[Work instructions] Except for the pictures, reproduce the records word for word.

Items from a dataset
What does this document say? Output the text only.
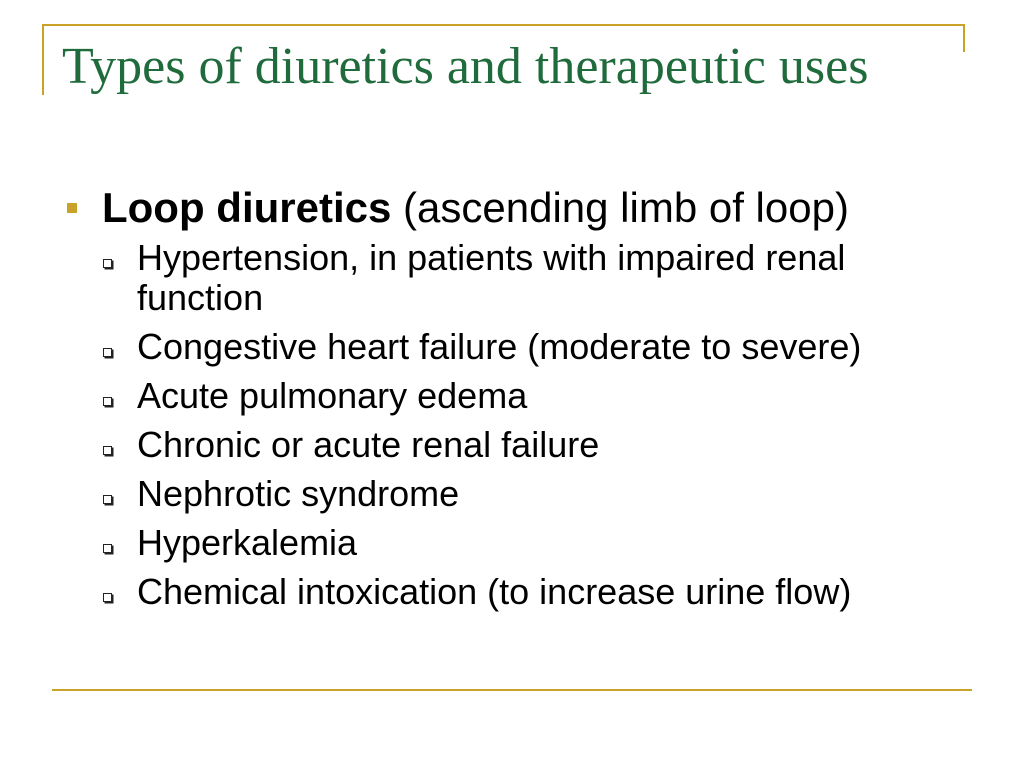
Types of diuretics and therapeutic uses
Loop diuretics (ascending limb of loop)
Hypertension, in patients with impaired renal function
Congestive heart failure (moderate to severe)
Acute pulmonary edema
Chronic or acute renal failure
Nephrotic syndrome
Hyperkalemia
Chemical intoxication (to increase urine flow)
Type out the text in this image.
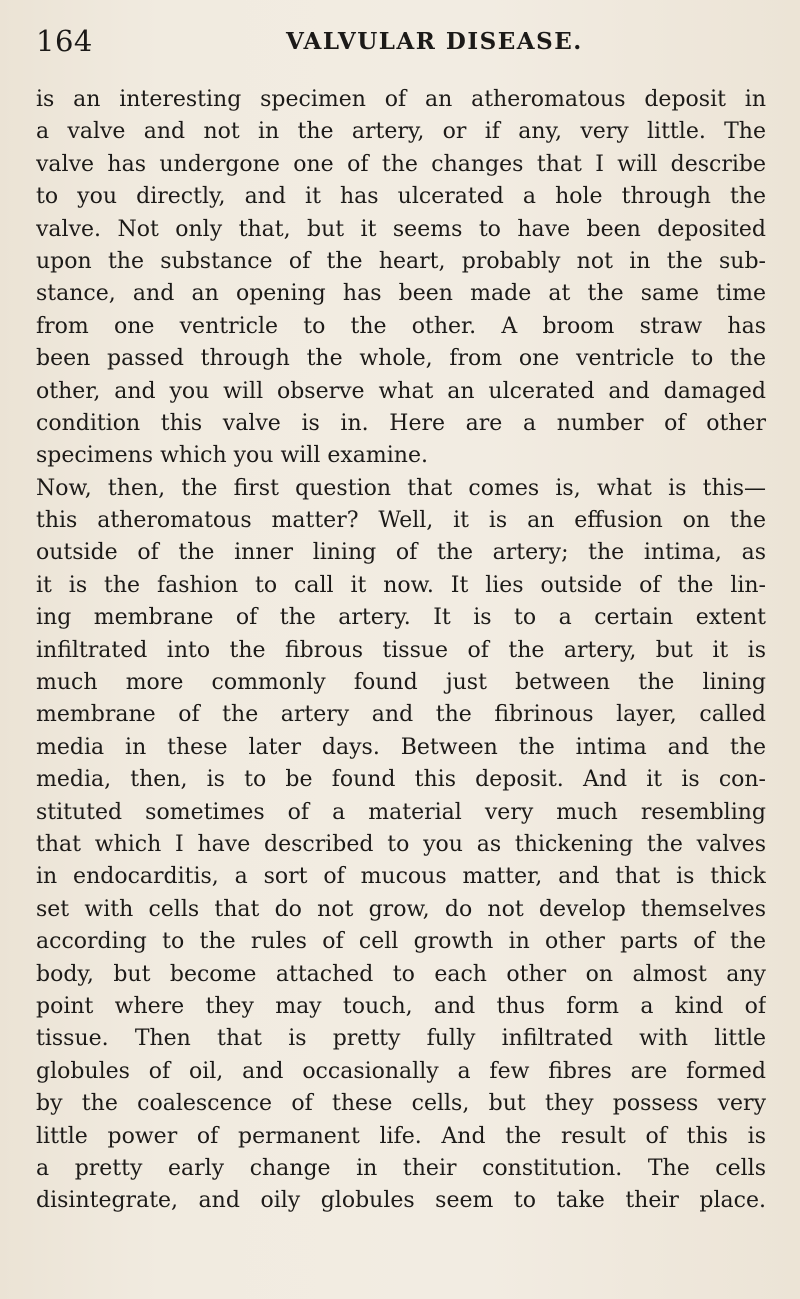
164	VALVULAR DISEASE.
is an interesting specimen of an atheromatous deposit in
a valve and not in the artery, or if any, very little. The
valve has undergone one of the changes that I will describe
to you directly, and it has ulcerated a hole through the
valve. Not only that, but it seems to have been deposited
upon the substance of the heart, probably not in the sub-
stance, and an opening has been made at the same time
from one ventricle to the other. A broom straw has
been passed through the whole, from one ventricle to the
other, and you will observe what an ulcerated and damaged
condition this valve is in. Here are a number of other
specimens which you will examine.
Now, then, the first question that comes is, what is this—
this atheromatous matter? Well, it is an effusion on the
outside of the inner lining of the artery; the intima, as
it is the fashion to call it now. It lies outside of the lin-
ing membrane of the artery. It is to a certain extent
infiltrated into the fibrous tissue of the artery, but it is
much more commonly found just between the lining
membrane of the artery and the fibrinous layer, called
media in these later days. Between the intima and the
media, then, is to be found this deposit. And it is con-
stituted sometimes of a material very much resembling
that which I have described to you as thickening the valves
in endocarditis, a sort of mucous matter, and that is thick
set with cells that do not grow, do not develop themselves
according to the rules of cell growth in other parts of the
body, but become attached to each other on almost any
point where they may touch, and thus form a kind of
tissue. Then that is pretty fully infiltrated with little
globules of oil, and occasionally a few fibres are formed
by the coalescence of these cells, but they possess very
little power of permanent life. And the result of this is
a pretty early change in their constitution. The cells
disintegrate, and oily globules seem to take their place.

[Reply]
What does this document say? Output the text only.
Types of diuretics and therapeutic uses
Loop diuretics (ascending limb of loop)
Hypertension, in patients with impaired renal function
Congestive heart failure (moderate to severe)
Acute pulmonary edema
Chronic or acute renal failure
Nephrotic syndrome
Hyperkalemia
Chemical intoxication (to increase urine flow)
Type out the text in this image.
164	VALVULAR DISEASE.
is an interesting specimen of an atheromatous deposit in
a valve and not in the artery, or if any, very little. The
valve has undergone one of the changes that I will describe
to you directly, and it has ulcerated a hole through the
valve. Not only that, but it seems to have been deposited
upon the substance of the heart, probably not in the sub-
stance, and an opening has been made at the same time
from one ventricle to the other. A broom straw has
been passed through the whole, from one ventricle to the
other, and you will observe what an ulcerated and damaged
condition this valve is in. Here are a number of other
specimens which you will examine.
Now, then, the first question that comes is, what is this—
this atheromatous matter? Well, it is an effusion on the
outside of the inner lining of the artery; the intima, as
it is the fashion to call it now. It lies outside of the lin-
ing membrane of the artery. It is to a certain extent
infiltrated into the fibrous tissue of the artery, but it is
much more commonly found just between the lining
membrane of the artery and the fibrinous layer, called
media in these later days. Between the intima and the
media, then, is to be found this deposit. And it is con-
stituted sometimes of a material very much resembling
that which I have described to you as thickening the valves
in endocarditis, a sort of mucous matter, and that is thick
set with cells that do not grow, do not develop themselves
according to the rules of cell growth in other parts of the
body, but become attached to each other on almost any
point where they may touch, and thus form a kind of
tissue. Then that is pretty fully infiltrated with little
globules of oil, and occasionally a few fibres are formed
by the coalescence of these cells, but they possess very
little power of permanent life. And the result of this is
a pretty early change in their constitution. The cells
disintegrate, and oily globules seem to take their place.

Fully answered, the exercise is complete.